The data must be written out once more, precisely as given.

————

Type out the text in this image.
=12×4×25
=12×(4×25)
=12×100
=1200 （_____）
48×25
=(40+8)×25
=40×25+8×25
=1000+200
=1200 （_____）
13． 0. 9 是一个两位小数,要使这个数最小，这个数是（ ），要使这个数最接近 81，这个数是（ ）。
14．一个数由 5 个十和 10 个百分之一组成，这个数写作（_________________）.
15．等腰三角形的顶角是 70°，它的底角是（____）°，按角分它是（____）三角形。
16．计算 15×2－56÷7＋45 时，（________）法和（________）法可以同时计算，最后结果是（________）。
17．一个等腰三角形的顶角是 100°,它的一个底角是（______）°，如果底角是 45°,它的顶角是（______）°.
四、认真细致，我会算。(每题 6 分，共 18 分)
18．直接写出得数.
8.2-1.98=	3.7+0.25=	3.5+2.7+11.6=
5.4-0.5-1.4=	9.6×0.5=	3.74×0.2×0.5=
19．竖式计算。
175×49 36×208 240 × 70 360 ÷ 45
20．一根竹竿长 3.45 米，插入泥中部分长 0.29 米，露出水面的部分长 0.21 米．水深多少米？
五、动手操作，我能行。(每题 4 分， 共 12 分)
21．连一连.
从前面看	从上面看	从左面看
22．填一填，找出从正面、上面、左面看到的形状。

————

> EXPECTED ANSWER:
Type out the text in this image.
=12×4×25
=12×(4×25)
=12×100
=1200 （_____）
48×25
=(40+8)×25
=40×25+8×25
=1000+200
=1200 （_____）
13． 0. 9 是一个两位小数,要使这个数最小，这个数是（ ），要使这个数最接近 81，这个数是（ ）。
14．一个数由 5 个十和 10 个百分之一组成，这个数写作（_________________）.
15．等腰三角形的顶角是 70°，它的底角是（____）°，按角分它是（____）三角形。
16．计算 15×2－56÷7＋45 时，（________）法和（________）法可以同时计算，最后结果是（________）。
17．一个等腰三角形的顶角是 100°,它的一个底角是（______）°，如果底角是 45°,它的顶角是（______）°.
四、认真细致，我会算。(每题 6 分，共 18 分)
18．直接写出得数.
8.2-1.98=	3.7+0.25=	3.5+2.7+11.6=
5.4-0.5-1.4=	9.6×0.5=	3.74×0.2×0.5=
19．竖式计算。
175×49 36×208 240 × 70 360 ÷ 45
20．一根竹竿长 3.45 米，插入泥中部分长 0.29 米，露出水面的部分长 0.21 米．水深多少米？
五、动手操作，我能行。(每题 4 分， 共 12 分)
21．连一连.
从前面看	从上面看	从左面看
22．填一填，找出从正面、上面、左面看到的形状。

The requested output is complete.